Work order: Where a line in the listing below contains the word "around", copy that line.

********

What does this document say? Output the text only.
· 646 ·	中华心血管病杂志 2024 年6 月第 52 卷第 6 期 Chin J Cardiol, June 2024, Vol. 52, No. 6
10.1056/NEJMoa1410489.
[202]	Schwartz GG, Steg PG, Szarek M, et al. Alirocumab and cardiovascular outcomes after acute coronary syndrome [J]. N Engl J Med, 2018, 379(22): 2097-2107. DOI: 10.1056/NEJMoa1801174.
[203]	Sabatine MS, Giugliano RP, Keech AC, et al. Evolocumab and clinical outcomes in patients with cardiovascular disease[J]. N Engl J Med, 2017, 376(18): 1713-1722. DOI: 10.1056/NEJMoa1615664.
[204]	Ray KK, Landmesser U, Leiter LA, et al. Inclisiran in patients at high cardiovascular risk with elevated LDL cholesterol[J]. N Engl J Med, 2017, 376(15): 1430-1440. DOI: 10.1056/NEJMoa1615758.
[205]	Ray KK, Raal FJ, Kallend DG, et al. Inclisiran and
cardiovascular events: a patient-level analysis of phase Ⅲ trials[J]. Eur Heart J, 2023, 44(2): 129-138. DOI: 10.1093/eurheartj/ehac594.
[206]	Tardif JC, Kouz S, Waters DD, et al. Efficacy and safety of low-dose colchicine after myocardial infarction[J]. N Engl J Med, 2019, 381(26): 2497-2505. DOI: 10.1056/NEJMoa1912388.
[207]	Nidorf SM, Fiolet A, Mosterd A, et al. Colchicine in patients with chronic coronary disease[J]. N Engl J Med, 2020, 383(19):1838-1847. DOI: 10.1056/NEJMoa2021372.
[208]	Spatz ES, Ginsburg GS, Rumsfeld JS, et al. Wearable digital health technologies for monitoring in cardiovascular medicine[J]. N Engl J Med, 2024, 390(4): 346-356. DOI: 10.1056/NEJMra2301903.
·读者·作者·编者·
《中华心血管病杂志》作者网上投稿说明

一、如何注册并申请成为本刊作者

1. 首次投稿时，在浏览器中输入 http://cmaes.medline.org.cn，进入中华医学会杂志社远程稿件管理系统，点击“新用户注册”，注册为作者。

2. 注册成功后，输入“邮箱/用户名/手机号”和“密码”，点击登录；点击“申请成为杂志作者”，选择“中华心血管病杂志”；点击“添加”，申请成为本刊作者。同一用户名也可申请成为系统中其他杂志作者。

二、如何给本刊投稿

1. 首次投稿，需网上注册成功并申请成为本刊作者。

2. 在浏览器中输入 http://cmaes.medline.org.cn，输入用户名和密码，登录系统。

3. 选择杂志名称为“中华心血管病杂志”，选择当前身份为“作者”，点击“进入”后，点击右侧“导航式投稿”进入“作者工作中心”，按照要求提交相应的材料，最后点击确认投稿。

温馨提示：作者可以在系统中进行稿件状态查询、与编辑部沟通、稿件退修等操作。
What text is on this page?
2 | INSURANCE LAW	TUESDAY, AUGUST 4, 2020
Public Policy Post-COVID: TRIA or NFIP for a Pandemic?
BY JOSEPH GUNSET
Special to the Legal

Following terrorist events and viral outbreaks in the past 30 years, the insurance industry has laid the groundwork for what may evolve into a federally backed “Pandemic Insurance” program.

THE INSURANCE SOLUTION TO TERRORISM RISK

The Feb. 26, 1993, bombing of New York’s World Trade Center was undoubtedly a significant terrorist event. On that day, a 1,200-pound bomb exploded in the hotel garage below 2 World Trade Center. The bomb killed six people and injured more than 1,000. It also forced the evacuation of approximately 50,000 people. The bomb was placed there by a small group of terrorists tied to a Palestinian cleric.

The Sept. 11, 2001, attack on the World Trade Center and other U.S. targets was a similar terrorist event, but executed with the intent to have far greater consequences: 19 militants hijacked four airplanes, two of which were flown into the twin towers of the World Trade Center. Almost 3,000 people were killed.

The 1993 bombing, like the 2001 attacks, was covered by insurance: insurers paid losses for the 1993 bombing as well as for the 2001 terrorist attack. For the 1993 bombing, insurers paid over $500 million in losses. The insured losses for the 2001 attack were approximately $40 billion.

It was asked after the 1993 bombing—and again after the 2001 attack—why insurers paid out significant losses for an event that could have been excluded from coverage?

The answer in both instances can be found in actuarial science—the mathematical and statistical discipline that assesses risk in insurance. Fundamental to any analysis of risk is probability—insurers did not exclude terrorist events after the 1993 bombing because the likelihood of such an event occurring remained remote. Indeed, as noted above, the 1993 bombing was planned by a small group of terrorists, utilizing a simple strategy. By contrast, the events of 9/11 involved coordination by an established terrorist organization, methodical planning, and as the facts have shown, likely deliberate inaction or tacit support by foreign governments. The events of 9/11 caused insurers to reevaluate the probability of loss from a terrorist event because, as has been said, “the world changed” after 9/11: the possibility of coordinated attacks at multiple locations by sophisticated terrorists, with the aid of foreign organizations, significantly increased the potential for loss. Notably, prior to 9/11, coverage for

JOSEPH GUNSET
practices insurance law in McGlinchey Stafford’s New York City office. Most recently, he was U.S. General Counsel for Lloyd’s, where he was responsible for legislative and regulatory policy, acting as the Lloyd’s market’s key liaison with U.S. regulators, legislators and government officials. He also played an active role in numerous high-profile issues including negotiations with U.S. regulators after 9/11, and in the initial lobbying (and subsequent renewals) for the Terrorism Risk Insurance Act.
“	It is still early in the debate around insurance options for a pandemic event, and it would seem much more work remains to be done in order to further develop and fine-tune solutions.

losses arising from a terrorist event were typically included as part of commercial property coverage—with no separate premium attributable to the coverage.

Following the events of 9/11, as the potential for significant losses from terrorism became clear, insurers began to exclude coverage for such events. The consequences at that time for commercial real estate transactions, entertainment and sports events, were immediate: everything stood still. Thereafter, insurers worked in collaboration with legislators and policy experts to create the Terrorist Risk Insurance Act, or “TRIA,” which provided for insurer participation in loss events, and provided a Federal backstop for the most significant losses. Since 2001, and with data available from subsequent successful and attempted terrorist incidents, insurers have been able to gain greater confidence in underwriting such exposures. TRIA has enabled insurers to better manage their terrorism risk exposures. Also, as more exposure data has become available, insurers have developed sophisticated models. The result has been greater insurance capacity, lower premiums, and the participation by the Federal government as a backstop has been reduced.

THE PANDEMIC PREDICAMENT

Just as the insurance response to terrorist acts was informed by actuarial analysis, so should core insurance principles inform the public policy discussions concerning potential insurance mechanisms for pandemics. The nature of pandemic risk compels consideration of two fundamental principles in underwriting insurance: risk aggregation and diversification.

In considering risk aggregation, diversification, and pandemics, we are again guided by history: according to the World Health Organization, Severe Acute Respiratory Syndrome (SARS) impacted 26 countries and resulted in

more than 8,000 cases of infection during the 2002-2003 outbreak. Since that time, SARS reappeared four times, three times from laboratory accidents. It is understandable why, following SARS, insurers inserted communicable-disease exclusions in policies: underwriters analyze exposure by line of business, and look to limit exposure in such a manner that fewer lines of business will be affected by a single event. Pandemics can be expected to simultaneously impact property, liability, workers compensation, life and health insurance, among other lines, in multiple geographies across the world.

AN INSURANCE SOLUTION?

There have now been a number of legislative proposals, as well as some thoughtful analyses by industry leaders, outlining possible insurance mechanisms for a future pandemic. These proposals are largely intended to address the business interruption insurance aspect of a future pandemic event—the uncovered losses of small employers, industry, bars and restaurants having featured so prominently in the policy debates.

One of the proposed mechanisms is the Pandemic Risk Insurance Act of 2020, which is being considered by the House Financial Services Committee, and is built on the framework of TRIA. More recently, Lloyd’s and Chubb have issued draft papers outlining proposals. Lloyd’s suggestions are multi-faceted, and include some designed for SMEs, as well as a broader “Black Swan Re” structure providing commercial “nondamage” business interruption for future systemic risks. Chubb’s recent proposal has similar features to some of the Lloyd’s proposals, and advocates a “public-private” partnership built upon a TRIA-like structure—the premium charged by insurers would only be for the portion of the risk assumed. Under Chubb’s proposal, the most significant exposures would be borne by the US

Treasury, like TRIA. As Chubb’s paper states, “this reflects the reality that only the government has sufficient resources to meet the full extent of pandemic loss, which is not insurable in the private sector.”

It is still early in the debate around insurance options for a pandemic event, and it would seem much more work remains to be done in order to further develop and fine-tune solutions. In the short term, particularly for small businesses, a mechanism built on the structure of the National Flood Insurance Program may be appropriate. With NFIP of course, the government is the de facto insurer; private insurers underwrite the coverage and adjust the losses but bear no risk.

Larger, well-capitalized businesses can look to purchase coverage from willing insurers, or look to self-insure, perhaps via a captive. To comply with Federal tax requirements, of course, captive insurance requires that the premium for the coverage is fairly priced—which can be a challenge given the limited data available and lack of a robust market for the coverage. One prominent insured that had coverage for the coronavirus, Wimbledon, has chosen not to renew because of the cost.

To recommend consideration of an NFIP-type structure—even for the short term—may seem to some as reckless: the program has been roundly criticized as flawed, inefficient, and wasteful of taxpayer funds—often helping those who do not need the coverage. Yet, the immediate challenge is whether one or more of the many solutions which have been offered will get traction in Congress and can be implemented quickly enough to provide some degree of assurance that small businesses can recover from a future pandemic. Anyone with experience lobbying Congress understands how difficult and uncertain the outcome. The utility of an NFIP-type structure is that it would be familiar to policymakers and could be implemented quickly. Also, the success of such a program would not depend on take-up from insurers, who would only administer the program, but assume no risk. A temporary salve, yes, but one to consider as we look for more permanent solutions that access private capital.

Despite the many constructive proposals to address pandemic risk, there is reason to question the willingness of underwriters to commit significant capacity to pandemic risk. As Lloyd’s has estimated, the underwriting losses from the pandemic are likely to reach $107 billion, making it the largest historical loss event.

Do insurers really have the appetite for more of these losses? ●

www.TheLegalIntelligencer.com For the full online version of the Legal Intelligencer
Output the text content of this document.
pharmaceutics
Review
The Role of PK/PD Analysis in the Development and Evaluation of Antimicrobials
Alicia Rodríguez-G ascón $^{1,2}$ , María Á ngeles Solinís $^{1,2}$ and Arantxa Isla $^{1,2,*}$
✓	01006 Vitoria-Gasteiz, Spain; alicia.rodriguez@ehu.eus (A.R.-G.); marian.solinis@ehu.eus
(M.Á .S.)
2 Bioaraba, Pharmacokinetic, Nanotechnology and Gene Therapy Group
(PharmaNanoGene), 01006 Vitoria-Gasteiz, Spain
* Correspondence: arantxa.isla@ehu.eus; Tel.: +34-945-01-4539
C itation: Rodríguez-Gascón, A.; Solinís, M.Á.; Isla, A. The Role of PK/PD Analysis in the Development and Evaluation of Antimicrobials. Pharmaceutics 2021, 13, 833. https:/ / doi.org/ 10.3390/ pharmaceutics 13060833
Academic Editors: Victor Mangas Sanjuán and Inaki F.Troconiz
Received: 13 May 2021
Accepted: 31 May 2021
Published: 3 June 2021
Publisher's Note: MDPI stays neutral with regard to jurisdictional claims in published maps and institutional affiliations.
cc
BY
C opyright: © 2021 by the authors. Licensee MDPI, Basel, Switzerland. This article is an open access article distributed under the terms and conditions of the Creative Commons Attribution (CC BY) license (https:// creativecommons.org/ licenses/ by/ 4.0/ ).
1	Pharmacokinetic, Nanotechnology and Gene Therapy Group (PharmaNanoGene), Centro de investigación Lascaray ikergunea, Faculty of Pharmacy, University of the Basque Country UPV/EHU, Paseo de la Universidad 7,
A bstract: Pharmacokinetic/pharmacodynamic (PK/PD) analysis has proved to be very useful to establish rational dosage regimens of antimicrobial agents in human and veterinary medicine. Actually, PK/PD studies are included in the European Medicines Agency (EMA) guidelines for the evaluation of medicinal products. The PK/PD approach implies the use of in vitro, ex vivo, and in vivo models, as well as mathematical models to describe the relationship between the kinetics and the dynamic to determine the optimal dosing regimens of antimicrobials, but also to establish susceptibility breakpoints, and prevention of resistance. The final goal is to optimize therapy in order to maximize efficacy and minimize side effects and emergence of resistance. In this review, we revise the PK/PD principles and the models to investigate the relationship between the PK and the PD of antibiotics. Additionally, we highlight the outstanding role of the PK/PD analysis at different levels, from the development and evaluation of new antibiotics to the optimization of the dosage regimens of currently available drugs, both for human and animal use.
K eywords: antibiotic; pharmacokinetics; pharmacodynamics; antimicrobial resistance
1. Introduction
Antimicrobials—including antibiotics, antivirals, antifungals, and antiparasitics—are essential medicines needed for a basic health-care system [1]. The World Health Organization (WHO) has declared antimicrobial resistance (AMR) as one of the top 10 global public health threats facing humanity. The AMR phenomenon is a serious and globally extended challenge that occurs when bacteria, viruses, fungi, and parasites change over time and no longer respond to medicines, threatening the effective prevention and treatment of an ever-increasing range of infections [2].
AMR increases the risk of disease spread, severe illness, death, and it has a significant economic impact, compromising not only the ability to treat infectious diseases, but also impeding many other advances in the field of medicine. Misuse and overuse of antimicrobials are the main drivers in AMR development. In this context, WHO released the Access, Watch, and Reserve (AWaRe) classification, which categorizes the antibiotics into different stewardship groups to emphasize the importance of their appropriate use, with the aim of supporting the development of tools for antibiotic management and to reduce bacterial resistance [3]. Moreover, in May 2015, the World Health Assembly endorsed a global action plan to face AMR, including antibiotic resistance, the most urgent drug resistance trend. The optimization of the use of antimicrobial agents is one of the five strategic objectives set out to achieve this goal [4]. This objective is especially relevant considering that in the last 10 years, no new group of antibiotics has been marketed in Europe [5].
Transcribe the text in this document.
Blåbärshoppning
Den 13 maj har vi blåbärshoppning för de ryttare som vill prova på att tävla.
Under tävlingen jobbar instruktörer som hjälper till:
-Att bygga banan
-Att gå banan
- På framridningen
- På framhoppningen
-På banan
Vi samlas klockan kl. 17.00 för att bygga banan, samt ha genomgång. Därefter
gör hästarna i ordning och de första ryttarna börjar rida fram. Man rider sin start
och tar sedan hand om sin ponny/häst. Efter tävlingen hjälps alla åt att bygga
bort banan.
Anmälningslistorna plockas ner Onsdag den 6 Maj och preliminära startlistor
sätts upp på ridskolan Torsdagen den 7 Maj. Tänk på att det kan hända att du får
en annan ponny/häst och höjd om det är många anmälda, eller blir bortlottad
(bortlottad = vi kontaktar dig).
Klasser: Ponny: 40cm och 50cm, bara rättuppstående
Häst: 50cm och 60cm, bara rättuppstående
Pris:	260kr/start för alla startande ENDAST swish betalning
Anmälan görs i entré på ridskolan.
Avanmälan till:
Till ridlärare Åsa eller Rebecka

********

Answer for this exercise:
“	It is still early in the debate around insurance options for a pandemic event, and it would seem much more work remains to be done in order to further develop and fine-tune solutions.
It is still early in the debate around insurance options for a pandemic event, and it would seem much more work remains to be done in order to further develop and fine-tune solutions. In the short term, particularly for small businesses, a mechanism built on the structure of the National Flood Insurance Program may be appropriate. With NFIP of course, the government is the de facto insurer; private insurers underwrite the coverage and adjust the losses but bear no risk.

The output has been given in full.